Stated exercise: In the records that follow, show each line where the word "plain" is present.

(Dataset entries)
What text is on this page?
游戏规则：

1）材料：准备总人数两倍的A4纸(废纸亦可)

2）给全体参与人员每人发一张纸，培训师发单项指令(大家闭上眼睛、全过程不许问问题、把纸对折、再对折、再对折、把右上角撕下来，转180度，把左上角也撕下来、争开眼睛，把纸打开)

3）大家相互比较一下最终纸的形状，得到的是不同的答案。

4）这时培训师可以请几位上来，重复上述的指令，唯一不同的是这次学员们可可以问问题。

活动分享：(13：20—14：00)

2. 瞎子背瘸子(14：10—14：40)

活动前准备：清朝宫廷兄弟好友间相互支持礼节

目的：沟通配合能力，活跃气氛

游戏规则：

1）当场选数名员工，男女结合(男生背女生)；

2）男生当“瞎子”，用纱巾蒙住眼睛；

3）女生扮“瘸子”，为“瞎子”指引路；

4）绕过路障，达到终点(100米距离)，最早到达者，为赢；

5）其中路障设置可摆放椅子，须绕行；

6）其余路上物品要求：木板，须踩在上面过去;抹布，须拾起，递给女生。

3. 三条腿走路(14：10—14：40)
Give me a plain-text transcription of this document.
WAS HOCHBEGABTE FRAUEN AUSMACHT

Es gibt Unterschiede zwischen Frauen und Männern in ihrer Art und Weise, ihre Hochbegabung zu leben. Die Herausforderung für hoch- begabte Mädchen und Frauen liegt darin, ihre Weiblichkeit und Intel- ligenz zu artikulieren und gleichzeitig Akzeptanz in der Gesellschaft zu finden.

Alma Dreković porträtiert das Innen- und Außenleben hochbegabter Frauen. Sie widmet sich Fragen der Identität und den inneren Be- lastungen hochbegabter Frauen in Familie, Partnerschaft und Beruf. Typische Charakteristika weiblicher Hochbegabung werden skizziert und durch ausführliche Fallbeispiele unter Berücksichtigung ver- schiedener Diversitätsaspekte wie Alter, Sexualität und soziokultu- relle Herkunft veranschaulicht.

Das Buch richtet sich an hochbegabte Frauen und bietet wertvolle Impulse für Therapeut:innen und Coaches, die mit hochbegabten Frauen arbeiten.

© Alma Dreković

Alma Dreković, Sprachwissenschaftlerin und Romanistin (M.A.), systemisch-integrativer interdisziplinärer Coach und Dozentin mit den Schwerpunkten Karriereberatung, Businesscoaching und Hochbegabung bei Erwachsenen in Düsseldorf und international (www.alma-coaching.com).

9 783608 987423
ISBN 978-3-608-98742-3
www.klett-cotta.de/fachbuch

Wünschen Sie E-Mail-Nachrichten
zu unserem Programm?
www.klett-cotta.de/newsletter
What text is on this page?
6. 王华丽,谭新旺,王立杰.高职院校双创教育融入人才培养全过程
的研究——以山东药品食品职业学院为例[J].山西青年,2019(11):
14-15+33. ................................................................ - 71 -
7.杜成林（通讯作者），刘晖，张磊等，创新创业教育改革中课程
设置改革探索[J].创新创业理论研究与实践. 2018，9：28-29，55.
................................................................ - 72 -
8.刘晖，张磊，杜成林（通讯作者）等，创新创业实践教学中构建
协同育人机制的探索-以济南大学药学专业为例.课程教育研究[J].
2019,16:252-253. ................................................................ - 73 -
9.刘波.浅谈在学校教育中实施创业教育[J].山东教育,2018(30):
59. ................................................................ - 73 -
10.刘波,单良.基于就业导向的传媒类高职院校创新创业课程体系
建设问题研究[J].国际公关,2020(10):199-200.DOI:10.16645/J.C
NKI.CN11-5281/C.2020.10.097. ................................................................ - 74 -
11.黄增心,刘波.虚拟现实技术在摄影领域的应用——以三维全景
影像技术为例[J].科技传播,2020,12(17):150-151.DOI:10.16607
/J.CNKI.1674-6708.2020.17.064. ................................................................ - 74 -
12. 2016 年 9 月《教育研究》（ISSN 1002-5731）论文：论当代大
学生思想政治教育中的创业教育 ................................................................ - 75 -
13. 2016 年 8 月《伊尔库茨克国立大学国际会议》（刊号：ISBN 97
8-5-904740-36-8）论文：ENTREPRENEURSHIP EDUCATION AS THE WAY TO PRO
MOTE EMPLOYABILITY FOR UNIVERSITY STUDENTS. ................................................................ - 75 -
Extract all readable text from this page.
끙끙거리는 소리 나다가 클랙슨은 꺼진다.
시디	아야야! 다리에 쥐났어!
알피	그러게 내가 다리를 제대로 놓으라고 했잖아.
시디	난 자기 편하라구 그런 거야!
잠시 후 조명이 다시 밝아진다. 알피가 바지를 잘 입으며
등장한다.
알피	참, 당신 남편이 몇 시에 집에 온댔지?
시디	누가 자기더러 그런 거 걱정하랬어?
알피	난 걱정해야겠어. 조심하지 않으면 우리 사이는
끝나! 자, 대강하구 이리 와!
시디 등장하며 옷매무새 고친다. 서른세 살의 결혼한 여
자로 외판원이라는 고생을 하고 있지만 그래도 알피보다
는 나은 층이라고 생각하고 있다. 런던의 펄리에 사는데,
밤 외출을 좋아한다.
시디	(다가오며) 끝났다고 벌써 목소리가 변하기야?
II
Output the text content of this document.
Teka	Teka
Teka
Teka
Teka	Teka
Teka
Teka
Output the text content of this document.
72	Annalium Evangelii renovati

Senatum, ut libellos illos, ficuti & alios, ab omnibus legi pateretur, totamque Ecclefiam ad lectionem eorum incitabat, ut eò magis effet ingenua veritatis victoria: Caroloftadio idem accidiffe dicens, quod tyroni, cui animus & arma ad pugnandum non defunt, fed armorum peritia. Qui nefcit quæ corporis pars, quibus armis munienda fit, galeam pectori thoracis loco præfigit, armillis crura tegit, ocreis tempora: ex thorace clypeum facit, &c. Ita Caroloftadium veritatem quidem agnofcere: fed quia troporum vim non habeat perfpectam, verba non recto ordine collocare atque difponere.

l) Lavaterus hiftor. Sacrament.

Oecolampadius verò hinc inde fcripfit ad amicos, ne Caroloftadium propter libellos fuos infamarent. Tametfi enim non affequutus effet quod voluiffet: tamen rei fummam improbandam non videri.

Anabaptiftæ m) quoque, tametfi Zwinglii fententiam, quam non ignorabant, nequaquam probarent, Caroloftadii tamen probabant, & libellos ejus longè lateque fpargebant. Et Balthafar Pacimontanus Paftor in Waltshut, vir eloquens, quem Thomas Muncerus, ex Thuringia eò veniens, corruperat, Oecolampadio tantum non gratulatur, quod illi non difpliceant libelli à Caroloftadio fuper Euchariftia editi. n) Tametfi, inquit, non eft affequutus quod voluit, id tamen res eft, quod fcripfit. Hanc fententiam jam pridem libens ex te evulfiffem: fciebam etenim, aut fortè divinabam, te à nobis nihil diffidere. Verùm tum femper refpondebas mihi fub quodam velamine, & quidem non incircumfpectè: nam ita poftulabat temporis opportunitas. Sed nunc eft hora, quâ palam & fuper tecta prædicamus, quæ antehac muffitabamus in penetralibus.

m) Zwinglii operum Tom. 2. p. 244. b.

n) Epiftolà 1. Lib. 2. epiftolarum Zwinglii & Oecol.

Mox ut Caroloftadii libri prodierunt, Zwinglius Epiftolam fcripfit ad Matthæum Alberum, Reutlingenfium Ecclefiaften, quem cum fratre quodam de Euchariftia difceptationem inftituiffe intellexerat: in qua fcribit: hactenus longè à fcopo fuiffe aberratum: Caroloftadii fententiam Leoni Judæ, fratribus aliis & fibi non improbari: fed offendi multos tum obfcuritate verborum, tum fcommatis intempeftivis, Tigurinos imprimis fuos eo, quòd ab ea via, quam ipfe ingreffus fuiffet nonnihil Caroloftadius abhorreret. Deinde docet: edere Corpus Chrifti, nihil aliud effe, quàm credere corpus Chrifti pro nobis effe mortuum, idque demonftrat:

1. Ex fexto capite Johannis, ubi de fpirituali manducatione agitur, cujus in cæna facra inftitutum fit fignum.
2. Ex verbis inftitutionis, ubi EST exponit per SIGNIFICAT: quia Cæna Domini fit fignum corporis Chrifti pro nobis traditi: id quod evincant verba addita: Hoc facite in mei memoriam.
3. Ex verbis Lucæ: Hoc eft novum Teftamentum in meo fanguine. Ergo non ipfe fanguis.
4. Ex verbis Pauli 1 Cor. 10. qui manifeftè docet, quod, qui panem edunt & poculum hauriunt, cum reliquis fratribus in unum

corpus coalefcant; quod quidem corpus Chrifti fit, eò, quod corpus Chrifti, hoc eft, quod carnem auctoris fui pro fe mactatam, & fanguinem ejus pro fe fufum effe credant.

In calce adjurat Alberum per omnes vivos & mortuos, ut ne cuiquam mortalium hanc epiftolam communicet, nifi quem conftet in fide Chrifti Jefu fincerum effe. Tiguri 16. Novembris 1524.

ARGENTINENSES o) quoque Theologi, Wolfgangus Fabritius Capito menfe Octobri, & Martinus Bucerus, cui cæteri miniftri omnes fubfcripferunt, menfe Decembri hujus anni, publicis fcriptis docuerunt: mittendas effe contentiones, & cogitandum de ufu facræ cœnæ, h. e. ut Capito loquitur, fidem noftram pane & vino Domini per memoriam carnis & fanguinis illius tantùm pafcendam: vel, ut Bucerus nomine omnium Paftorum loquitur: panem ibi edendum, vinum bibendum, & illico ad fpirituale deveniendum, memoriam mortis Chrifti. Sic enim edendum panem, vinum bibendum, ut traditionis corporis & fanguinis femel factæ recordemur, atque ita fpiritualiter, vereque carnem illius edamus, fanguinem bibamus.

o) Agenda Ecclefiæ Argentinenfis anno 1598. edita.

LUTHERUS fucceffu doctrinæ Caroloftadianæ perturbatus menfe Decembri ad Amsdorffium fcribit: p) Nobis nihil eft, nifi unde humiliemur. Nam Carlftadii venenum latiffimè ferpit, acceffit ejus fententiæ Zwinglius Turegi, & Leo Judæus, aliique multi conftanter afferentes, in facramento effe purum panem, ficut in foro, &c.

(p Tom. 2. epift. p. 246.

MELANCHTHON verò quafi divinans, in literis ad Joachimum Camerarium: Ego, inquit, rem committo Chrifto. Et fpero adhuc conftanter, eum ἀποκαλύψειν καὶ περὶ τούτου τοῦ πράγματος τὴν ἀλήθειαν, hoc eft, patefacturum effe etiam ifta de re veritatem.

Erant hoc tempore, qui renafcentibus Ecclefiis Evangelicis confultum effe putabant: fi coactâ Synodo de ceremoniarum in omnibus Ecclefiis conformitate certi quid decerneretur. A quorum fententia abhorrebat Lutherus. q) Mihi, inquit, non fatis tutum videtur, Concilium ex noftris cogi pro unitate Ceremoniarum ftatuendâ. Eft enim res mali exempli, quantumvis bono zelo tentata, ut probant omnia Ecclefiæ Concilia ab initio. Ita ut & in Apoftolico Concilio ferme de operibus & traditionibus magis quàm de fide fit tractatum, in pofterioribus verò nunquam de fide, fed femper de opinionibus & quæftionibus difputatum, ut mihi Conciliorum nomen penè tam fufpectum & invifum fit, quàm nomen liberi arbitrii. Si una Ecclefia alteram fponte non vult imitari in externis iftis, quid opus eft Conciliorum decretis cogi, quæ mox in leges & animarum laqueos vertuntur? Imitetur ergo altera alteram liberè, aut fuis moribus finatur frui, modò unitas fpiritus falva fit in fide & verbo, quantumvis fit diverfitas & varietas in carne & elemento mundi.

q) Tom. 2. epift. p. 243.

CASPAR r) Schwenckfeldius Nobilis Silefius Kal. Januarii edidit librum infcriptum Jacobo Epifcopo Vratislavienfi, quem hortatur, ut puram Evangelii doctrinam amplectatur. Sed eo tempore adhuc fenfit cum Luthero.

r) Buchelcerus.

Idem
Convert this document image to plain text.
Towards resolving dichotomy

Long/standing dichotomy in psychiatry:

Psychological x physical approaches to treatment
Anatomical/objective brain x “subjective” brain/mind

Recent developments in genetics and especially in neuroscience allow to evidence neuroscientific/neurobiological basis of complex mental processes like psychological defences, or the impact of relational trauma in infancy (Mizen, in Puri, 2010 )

Task solution:
Give me a plain-text transcription of this document.
Convert this document image to plain text.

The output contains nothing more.